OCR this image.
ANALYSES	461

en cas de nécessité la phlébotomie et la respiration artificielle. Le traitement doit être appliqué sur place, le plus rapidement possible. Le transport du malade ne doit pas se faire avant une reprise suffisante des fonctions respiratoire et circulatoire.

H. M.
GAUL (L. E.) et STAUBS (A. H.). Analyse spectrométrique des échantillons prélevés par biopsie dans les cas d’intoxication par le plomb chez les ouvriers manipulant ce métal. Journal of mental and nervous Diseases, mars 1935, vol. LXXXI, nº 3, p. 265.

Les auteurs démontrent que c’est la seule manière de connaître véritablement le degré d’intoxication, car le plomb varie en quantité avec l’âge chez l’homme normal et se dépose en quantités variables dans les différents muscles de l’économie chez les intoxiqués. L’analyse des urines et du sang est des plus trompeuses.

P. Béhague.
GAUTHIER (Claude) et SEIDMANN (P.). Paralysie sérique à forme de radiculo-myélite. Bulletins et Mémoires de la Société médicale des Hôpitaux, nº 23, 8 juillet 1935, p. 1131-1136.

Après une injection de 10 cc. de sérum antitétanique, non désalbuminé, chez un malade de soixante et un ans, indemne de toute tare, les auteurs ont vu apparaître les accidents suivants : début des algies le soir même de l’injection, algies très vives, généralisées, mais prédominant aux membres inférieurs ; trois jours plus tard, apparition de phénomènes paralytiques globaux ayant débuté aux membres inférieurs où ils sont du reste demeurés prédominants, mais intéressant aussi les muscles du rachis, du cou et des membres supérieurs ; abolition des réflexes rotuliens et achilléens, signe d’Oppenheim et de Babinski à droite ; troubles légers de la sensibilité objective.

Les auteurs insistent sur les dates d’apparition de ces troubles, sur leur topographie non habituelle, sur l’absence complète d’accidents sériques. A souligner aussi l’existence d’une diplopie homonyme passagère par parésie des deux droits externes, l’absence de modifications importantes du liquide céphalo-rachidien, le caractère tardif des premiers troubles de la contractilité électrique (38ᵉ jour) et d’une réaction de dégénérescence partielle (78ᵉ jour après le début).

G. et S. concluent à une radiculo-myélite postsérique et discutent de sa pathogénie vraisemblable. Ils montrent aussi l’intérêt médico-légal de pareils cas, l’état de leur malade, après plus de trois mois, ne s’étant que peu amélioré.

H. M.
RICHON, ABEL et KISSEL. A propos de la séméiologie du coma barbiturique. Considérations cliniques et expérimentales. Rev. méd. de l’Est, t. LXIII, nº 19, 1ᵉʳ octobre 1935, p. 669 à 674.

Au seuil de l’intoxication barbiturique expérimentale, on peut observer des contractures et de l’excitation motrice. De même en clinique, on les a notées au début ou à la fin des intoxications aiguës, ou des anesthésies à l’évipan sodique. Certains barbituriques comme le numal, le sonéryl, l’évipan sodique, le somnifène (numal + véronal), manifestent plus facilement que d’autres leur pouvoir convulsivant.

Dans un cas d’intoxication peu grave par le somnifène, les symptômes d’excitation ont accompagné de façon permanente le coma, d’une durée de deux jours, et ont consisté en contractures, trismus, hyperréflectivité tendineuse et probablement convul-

- - -

EXERCISE PROMPT:
Word for word, write out the data.

OUTPUT OF THE EXERCISE:
OCR this image.
ANALYSES	461

en cas de nécessité la phlébotomie et la respiration artificielle. Le traitement doit être appliqué sur place, le plus rapidement possible. Le transport du malade ne doit pas se faire avant une reprise suffisante des fonctions respiratoire et circulatoire.

H. M.
GAUL (L. E.) et STAUBS (A. H.). Analyse spectrométrique des échantillons prélevés par biopsie dans les cas d’intoxication par le plomb chez les ouvriers manipulant ce métal. Journal of mental and nervous Diseases, mars 1935, vol. LXXXI, nº 3, p. 265.

Les auteurs démontrent que c’est la seule manière de connaître véritablement le degré d’intoxication, car le plomb varie en quantité avec l’âge chez l’homme normal et se dépose en quantités variables dans les différents muscles de l’économie chez les intoxiqués. L’analyse des urines et du sang est des plus trompeuses.

P. Béhague.
GAUTHIER (Claude) et SEIDMANN (P.). Paralysie sérique à forme de radiculo-myélite. Bulletins et Mémoires de la Société médicale des Hôpitaux, nº 23, 8 juillet 1935, p. 1131-1136.

Après une injection de 10 cc. de sérum antitétanique, non désalbuminé, chez un malade de soixante et un ans, indemne de toute tare, les auteurs ont vu apparaître les accidents suivants : début des algies le soir même de l’injection, algies très vives, généralisées, mais prédominant aux membres inférieurs ; trois jours plus tard, apparition de phénomènes paralytiques globaux ayant débuté aux membres inférieurs où ils sont du reste demeurés prédominants, mais intéressant aussi les muscles du rachis, du cou et des membres supérieurs ; abolition des réflexes rotuliens et achilléens, signe d’Oppenheim et de Babinski à droite ; troubles légers de la sensibilité objective.

Les auteurs insistent sur les dates d’apparition de ces troubles, sur leur topographie non habituelle, sur l’absence complète d’accidents sériques. A souligner aussi l’existence d’une diplopie homonyme passagère par parésie des deux droits externes, l’absence de modifications importantes du liquide céphalo-rachidien, le caractère tardif des premiers troubles de la contractilité électrique (38ᵉ jour) et d’une réaction de dégénérescence partielle (78ᵉ jour après le début).

G. et S. concluent à une radiculo-myélite postsérique et discutent de sa pathogénie vraisemblable. Ils montrent aussi l’intérêt médico-légal de pareils cas, l’état de leur malade, après plus de trois mois, ne s’étant que peu amélioré.

H. M.
RICHON, ABEL et KISSEL. A propos de la séméiologie du coma barbiturique. Considérations cliniques et expérimentales. Rev. méd. de l’Est, t. LXIII, nº 19, 1ᵉʳ octobre 1935, p. 669 à 674.

Au seuil de l’intoxication barbiturique expérimentale, on peut observer des contractures et de l’excitation motrice. De même en clinique, on les a notées au début ou à la fin des intoxications aiguës, ou des anesthésies à l’évipan sodique. Certains barbituriques comme le numal, le sonéryl, l’évipan sodique, le somnifène (numal + véronal), manifestent plus facilement que d’autres leur pouvoir convulsivant.

Dans un cas d’intoxication peu grave par le somnifène, les symptômes d’excitation ont accompagné de façon permanente le coma, d’une durée de deux jours, et ont consisté en contractures, trismus, hyperréflectivité tendineuse et probablement convul-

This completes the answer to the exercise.